## Records to use:
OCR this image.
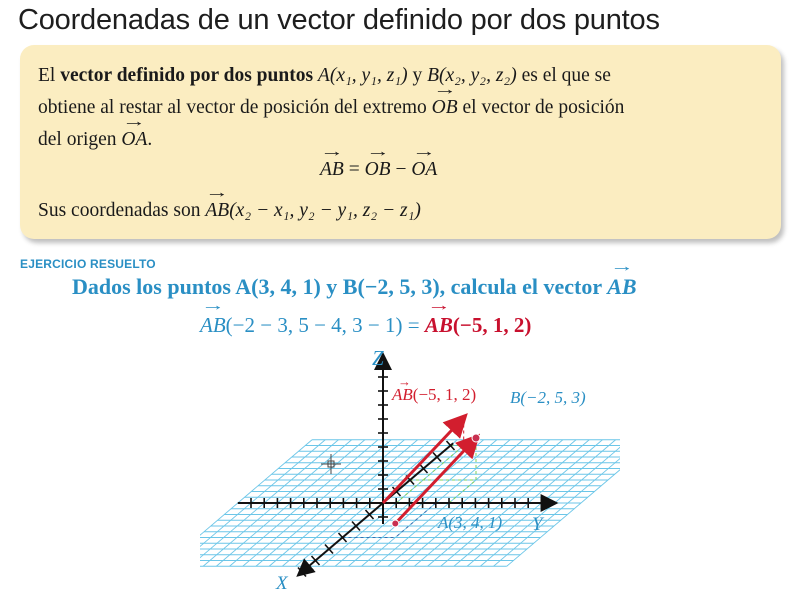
Coordenadas de un vector definido por dos puntos
El vector definido por dos puntos A(x₁, y₁, z₁) y B(x₂, y₂, z₂) es el que se
obtiene al restar al vector de posición del extremo → OB el vector de posición
del origen → OA.
→ AB = → OB − → OA
Sus coordenadas son → AB(x₂ − x₁, y₂ − y₁, z₂ − z₁)
EJERCICIO RESUELTO
Dados los puntos A(3, 4, 1) y B(−2, 5, 3), calcula el vector → AB
→ AB(−2 − 3, 5 − 4, 3 − 1) = → AB(−5, 1, 2)
Z
Y
X
AB(−5, 1, 2)
→
B(−2, 5, 3)
A(3, 4, 1)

## What this task involves:
Give the material again exactly as it is, but keep the pictures out.

## Solution to this problem:
OCR this image.
Coordenadas de un vector definido por dos puntos
El vector definido por dos puntos A(x₁, y₁, z₁) y B(x₂, y₂, z₂) es el que se
obtiene al restar al vector de posición del extremo → OB el vector de posición
del origen → OA.
→ AB = → OB − → OA
Sus coordenadas son → AB(x₂ − x₁, y₂ − y₁, z₂ − z₁)
EJERCICIO RESUELTO
Dados los puntos A(3, 4, 1) y B(−2, 5, 3), calcula el vector → AB
→ AB(−2 − 3, 5 − 4, 3 − 1) = → AB(−5, 1, 2)
Z
Y
X
AB(−5, 1, 2)
→
B(−2, 5, 3)
A(3, 4, 1)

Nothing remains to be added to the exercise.